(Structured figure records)
■ ■ ■ ■ ■
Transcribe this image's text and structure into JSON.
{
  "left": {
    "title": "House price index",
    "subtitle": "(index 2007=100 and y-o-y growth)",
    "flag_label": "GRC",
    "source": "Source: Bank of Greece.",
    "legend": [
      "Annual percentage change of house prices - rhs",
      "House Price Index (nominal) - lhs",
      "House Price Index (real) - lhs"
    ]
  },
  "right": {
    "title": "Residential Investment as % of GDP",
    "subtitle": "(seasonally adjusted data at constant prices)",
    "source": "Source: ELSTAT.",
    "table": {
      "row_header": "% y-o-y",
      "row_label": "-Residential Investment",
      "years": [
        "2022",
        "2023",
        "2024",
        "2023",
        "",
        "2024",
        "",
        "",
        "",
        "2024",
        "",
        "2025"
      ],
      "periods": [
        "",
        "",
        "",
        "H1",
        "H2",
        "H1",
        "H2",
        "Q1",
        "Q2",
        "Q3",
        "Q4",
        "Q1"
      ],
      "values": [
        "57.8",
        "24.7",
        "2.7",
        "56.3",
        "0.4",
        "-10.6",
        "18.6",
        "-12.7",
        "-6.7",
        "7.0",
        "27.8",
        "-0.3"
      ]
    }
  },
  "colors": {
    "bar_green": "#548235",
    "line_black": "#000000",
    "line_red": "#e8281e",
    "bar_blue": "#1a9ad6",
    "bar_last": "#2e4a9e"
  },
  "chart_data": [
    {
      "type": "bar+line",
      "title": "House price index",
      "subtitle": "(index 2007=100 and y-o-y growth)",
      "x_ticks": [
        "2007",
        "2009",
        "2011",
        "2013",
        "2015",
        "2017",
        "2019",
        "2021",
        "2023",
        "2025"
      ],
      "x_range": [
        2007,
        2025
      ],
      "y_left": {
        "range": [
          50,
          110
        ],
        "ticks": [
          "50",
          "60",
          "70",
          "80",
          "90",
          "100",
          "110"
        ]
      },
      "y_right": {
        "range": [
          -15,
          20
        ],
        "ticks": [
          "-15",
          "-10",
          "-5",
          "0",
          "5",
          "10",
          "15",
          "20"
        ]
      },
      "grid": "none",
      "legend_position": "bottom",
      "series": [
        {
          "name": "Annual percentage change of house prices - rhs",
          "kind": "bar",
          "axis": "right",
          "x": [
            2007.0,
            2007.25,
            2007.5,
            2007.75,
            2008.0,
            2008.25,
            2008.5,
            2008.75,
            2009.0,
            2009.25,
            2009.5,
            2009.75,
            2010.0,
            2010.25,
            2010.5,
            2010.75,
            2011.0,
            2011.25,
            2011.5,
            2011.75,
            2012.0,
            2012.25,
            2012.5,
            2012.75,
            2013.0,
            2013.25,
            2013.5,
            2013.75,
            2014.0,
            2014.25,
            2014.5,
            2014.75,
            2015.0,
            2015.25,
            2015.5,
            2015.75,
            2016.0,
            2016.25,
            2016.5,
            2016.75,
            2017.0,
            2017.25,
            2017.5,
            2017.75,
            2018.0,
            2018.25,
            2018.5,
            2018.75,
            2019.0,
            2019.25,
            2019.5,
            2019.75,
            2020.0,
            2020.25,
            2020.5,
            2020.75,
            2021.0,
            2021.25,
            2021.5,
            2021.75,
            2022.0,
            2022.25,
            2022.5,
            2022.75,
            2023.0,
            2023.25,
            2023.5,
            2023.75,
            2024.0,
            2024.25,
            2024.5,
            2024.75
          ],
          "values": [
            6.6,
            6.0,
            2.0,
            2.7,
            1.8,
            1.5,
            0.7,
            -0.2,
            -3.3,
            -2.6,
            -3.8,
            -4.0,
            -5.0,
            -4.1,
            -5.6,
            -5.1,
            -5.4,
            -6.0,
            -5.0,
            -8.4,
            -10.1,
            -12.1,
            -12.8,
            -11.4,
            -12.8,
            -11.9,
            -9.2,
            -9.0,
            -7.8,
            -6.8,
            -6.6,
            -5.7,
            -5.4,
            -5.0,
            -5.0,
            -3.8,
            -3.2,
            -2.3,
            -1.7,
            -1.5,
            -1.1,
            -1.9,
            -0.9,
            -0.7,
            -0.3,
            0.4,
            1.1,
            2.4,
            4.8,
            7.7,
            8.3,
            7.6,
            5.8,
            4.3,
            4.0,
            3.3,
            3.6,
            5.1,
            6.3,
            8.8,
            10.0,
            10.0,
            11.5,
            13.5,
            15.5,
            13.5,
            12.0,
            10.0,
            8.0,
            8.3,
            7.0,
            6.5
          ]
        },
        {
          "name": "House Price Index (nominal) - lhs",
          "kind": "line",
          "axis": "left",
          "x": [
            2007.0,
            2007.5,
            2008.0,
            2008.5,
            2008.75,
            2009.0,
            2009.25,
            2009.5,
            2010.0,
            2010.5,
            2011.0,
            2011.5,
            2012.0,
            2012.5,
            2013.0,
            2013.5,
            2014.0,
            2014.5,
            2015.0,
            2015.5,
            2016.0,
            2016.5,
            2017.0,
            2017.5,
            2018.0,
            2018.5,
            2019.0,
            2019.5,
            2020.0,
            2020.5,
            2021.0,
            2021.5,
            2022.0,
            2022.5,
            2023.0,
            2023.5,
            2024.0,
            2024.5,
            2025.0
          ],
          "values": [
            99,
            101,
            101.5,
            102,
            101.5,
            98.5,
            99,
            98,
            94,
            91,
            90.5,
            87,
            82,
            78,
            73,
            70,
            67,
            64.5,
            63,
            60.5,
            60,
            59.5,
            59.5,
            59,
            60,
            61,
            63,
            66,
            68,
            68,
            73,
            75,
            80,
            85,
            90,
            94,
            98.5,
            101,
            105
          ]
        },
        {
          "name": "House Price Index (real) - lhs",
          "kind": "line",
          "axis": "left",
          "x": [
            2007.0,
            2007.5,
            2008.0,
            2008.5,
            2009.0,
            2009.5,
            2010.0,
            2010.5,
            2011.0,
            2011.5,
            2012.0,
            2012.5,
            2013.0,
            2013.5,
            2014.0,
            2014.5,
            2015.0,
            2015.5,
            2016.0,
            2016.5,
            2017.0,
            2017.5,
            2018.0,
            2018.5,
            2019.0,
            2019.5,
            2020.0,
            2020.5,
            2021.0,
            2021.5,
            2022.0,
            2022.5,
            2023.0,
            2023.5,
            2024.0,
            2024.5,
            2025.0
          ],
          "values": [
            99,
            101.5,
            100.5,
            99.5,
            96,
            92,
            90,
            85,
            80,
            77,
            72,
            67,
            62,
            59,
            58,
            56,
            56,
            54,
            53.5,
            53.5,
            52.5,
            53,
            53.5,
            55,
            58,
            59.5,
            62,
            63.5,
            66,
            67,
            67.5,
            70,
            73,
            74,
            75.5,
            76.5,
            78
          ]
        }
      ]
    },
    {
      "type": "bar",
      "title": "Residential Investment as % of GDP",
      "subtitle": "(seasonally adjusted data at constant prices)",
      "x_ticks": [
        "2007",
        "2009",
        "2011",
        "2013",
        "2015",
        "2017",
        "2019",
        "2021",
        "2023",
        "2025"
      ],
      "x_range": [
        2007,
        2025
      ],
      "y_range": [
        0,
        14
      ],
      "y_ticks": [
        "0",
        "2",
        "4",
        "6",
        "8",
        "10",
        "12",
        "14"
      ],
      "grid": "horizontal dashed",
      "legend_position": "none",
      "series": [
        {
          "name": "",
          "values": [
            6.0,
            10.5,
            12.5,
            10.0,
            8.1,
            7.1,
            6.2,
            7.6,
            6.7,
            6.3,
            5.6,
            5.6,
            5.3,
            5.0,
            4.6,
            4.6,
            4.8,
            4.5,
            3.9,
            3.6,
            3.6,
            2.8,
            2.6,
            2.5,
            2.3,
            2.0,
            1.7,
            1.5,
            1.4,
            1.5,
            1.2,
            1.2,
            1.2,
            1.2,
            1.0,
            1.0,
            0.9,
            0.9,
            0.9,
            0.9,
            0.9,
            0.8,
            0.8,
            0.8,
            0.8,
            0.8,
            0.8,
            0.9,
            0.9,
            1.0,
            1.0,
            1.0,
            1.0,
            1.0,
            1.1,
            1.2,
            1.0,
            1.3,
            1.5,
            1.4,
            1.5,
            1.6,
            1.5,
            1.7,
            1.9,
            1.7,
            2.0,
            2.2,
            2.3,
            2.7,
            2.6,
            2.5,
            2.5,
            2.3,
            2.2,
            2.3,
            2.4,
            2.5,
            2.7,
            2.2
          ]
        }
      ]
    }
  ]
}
■ ■ ■ ■ ■
- [What to do]: Pull every line containing the word "name" out of the material and copy it.

- [The completed task]:
          "name": "Annual percentage change of house prices - rhs",
          "name": "House Price Index (nominal) - lhs",
          "name": "House Price Index (real) - lhs",
          "name": "",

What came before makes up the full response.